== PROBLEM STATEMENT ==
Please print every record below exactly as it appears.

== MATERIAL TO PROCESS ==
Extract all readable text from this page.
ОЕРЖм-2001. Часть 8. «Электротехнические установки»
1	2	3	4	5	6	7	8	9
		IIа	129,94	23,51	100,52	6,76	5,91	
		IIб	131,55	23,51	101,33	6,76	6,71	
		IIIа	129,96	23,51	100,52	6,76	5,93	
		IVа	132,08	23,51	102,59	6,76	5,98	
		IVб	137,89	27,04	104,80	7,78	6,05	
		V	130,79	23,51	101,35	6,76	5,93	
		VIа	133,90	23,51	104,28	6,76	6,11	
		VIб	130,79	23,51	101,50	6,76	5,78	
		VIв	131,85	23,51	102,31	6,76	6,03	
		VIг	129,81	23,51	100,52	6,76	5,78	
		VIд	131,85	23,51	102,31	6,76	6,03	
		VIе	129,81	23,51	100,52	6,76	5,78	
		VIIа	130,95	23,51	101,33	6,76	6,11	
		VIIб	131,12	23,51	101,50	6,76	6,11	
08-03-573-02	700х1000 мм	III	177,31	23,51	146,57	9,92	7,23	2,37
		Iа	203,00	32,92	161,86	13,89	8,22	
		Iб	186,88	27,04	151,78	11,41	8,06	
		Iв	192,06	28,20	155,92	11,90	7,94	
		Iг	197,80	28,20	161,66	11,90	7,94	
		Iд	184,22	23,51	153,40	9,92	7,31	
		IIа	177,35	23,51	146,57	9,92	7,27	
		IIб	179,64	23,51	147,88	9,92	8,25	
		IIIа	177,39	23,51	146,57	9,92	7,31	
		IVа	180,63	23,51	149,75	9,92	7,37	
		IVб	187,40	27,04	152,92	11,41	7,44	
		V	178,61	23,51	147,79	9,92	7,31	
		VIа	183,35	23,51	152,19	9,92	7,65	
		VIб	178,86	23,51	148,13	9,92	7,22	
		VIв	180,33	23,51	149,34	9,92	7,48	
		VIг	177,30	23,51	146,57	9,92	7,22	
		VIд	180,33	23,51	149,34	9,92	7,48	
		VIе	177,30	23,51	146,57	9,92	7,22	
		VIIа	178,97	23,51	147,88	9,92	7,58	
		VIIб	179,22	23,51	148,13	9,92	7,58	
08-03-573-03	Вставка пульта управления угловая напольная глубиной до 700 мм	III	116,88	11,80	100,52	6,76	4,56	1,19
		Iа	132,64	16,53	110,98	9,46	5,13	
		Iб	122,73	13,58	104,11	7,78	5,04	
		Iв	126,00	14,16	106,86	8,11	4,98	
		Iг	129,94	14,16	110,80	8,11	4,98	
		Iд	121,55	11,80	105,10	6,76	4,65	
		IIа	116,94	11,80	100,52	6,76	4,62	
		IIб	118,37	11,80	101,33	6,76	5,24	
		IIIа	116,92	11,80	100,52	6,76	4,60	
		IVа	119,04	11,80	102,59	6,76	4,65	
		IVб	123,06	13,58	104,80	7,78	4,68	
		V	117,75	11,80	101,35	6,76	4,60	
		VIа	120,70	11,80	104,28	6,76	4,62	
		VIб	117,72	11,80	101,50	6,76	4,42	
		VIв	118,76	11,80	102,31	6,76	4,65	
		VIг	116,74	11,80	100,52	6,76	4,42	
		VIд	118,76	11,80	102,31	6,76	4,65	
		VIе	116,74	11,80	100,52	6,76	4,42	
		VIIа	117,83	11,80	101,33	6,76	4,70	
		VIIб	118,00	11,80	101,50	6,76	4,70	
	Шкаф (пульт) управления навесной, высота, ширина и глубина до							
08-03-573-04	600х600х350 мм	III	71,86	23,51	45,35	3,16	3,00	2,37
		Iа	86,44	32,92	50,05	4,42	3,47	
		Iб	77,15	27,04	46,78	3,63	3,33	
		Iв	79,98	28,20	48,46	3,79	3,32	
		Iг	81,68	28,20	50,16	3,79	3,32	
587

== TASK OUTPUT ==
Extract all readable text from this page.
ОЕРЖм-2001. Часть 8. «Электротехнические установки»
1	2	3	4	5	6	7	8	9
		IIа	129,94	23,51	100,52	6,76	5,91	
		IIб	131,55	23,51	101,33	6,76	6,71	
		IIIа	129,96	23,51	100,52	6,76	5,93	
		IVа	132,08	23,51	102,59	6,76	5,98	
		IVб	137,89	27,04	104,80	7,78	6,05	
		V	130,79	23,51	101,35	6,76	5,93	
		VIа	133,90	23,51	104,28	6,76	6,11	
		VIб	130,79	23,51	101,50	6,76	5,78	
		VIв	131,85	23,51	102,31	6,76	6,03	
		VIг	129,81	23,51	100,52	6,76	5,78	
		VIд	131,85	23,51	102,31	6,76	6,03	
		VIе	129,81	23,51	100,52	6,76	5,78	
		VIIа	130,95	23,51	101,33	6,76	6,11	
		VIIб	131,12	23,51	101,50	6,76	6,11	
08-03-573-02	700х1000 мм	III	177,31	23,51	146,57	9,92	7,23	2,37
		Iа	203,00	32,92	161,86	13,89	8,22	
		Iб	186,88	27,04	151,78	11,41	8,06	
		Iв	192,06	28,20	155,92	11,90	7,94	
		Iг	197,80	28,20	161,66	11,90	7,94	
		Iд	184,22	23,51	153,40	9,92	7,31	
		IIа	177,35	23,51	146,57	9,92	7,27	
		IIб	179,64	23,51	147,88	9,92	8,25	
		IIIа	177,39	23,51	146,57	9,92	7,31	
		IVа	180,63	23,51	149,75	9,92	7,37	
		IVб	187,40	27,04	152,92	11,41	7,44	
		V	178,61	23,51	147,79	9,92	7,31	
		VIа	183,35	23,51	152,19	9,92	7,65	
		VIб	178,86	23,51	148,13	9,92	7,22	
		VIв	180,33	23,51	149,34	9,92	7,48	
		VIг	177,30	23,51	146,57	9,92	7,22	
		VIд	180,33	23,51	149,34	9,92	7,48	
		VIе	177,30	23,51	146,57	9,92	7,22	
		VIIа	178,97	23,51	147,88	9,92	7,58	
		VIIб	179,22	23,51	148,13	9,92	7,58	
08-03-573-03	Вставка пульта управления угловая напольная глубиной до 700 мм	III	116,88	11,80	100,52	6,76	4,56	1,19
		Iа	132,64	16,53	110,98	9,46	5,13	
		Iб	122,73	13,58	104,11	7,78	5,04	
		Iв	126,00	14,16	106,86	8,11	4,98	
		Iг	129,94	14,16	110,80	8,11	4,98	
		Iд	121,55	11,80	105,10	6,76	4,65	
		IIа	116,94	11,80	100,52	6,76	4,62	
		IIб	118,37	11,80	101,33	6,76	5,24	
		IIIа	116,92	11,80	100,52	6,76	4,60	
		IVа	119,04	11,80	102,59	6,76	4,65	
		IVб	123,06	13,58	104,80	7,78	4,68	
		V	117,75	11,80	101,35	6,76	4,60	
		VIа	120,70	11,80	104,28	6,76	4,62	
		VIб	117,72	11,80	101,50	6,76	4,42	
		VIв	118,76	11,80	102,31	6,76	4,65	
		VIг	116,74	11,80	100,52	6,76	4,42	
		VIд	118,76	11,80	102,31	6,76	4,65	
		VIе	116,74	11,80	100,52	6,76	4,42	
		VIIа	117,83	11,80	101,33	6,76	4,70	
		VIIб	118,00	11,80	101,50	6,76	4,70	
	Шкаф (пульт) управления навесной, высота, ширина и глубина до							
08-03-573-04	600х600х350 мм	III	71,86	23,51	45,35	3,16	3,00	2,37
		Iа	86,44	32,92	50,05	4,42	3,47	
		Iб	77,15	27,04	46,78	3,63	3,33	
		Iв	79,98	28,20	48,46	3,79	3,32	
		Iг	81,68	28,20	50,16	3,79	3,32	
587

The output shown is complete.